Written instruction -
Find and copy each line of the records where the string "photo" shows up.

Information given -
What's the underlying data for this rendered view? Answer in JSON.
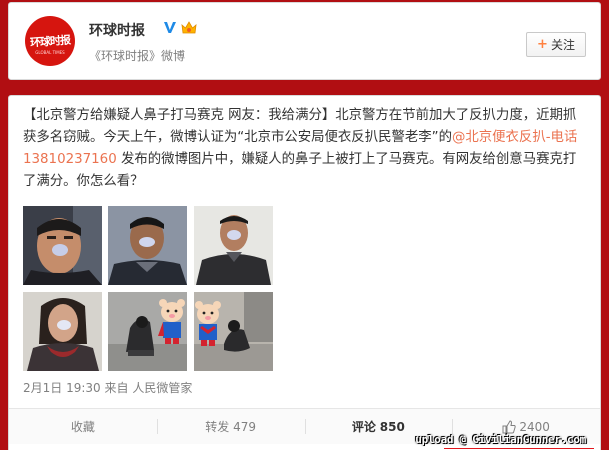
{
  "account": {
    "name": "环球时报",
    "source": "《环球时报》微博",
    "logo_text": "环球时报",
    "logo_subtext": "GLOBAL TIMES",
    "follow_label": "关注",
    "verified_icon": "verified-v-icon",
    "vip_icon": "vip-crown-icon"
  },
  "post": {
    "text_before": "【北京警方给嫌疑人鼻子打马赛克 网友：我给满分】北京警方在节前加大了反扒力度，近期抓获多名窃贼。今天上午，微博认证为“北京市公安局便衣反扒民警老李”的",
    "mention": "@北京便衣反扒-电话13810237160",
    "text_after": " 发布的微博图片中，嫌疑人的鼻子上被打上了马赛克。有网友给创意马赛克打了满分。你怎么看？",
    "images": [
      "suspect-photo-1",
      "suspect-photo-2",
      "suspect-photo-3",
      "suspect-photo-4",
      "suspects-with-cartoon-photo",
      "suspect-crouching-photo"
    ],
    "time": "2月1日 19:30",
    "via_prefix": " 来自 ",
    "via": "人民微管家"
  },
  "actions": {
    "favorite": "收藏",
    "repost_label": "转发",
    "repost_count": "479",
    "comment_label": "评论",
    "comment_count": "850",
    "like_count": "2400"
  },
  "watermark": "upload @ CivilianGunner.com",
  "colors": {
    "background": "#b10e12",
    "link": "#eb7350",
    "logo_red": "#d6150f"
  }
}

* * *

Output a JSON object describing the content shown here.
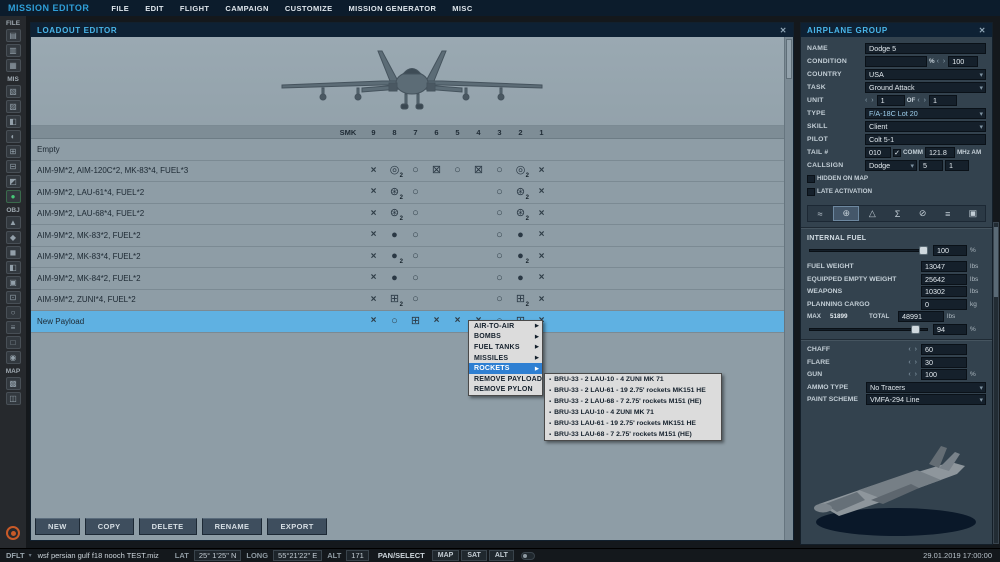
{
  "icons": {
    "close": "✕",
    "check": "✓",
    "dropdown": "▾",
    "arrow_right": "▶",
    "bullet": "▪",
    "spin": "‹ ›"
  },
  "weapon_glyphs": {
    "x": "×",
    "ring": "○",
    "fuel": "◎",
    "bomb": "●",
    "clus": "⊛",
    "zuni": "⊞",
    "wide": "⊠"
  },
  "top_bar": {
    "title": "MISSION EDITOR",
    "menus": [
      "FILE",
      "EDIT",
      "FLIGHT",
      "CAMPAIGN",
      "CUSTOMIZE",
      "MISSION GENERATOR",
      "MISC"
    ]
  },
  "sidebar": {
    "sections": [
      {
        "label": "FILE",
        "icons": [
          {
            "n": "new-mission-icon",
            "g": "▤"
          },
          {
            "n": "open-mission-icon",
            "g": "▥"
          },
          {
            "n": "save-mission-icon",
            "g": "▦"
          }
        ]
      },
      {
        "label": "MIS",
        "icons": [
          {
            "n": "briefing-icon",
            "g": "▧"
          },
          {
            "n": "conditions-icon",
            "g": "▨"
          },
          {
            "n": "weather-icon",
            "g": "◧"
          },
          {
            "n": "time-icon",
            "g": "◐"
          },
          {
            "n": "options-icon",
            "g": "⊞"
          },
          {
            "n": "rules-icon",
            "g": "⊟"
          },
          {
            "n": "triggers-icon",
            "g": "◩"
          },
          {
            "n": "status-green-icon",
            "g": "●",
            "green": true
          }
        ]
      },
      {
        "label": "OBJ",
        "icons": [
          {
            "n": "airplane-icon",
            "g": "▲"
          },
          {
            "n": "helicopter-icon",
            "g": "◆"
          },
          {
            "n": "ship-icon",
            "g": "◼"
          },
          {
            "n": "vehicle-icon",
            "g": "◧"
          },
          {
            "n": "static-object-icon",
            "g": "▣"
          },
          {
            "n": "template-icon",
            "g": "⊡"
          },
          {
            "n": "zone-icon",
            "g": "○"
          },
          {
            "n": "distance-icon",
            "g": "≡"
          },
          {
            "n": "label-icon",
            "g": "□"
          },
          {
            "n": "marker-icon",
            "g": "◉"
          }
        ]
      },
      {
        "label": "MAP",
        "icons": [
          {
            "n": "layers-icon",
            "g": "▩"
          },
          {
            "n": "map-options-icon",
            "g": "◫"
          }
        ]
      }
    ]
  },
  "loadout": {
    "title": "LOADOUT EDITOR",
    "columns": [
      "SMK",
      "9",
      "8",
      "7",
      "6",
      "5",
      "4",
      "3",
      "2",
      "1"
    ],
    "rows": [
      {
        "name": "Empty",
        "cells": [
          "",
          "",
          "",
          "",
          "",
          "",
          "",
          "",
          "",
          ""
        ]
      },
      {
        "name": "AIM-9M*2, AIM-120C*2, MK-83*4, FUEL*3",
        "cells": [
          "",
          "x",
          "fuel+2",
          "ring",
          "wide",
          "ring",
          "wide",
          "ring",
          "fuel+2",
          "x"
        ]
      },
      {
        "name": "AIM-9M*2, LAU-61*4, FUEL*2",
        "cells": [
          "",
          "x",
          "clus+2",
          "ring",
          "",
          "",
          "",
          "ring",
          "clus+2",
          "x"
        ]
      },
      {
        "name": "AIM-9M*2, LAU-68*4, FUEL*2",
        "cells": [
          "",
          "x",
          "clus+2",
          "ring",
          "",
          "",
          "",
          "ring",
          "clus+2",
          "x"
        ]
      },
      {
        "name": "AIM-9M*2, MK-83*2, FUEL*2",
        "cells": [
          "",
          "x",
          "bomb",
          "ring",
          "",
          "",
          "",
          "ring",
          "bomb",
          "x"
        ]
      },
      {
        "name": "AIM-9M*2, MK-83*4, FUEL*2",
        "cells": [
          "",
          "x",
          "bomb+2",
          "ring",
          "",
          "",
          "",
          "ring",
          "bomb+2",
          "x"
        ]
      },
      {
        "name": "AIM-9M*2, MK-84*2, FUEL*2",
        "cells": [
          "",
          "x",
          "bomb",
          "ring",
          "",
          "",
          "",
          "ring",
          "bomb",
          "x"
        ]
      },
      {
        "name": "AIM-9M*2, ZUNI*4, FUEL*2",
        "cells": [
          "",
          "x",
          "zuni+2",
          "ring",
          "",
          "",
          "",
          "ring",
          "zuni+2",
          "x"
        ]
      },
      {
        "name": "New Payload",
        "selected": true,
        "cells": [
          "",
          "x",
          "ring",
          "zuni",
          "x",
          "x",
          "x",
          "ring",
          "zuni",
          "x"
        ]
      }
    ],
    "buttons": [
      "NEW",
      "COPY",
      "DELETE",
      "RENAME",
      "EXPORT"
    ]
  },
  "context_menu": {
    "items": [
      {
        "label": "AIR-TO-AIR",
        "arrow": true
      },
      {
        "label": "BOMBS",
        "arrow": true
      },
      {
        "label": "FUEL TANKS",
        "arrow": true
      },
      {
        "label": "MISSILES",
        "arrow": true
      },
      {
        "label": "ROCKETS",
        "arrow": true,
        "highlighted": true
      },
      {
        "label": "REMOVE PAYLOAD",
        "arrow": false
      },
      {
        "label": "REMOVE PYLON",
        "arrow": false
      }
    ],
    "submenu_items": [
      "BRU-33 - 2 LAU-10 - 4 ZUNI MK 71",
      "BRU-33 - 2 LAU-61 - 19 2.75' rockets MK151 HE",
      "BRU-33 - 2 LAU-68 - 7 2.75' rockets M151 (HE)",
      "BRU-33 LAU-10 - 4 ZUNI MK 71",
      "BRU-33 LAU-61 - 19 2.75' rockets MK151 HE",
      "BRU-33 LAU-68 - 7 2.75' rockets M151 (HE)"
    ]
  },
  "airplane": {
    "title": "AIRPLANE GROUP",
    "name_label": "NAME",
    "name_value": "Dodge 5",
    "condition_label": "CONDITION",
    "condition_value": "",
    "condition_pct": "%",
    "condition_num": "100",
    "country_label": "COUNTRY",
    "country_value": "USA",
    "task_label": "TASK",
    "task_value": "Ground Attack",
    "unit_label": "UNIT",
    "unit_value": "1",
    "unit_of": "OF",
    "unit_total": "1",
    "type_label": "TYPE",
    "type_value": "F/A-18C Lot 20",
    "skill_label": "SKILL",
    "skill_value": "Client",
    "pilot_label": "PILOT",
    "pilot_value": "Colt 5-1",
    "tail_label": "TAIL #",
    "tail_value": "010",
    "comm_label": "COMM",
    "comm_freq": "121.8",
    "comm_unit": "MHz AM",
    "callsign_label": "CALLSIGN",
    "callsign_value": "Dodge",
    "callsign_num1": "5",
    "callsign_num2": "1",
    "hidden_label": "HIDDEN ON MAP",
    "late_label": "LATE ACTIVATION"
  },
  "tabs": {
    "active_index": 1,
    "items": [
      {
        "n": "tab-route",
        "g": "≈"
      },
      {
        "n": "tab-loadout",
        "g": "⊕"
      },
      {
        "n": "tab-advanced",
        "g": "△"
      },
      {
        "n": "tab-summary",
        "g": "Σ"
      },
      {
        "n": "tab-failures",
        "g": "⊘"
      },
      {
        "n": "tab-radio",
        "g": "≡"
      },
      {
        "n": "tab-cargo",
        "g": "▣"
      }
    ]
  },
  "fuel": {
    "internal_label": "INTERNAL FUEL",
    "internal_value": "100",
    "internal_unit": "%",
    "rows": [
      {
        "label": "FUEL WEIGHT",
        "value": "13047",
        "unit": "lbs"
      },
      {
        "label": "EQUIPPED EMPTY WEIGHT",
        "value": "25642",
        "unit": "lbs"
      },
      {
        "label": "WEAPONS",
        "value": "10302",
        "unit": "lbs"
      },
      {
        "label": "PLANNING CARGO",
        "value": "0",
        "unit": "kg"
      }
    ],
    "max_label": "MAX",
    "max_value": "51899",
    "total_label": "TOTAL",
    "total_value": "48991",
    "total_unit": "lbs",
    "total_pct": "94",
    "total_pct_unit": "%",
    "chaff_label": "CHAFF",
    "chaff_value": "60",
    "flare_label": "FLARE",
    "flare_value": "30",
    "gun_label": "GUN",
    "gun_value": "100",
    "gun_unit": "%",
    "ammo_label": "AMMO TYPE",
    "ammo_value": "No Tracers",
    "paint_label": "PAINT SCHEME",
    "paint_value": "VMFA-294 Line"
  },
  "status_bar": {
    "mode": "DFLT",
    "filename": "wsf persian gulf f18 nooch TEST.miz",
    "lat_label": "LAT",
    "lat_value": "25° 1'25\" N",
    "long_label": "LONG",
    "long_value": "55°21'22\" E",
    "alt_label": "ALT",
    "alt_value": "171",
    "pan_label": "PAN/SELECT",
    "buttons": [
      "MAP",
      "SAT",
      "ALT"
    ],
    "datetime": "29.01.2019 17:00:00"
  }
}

Exercise response -
      "suspect-photo-1",
      "suspect-photo-2",
      "suspect-photo-3",
      "suspect-photo-4",
      "suspects-with-cartoon-photo",
      "suspect-crouching-photo"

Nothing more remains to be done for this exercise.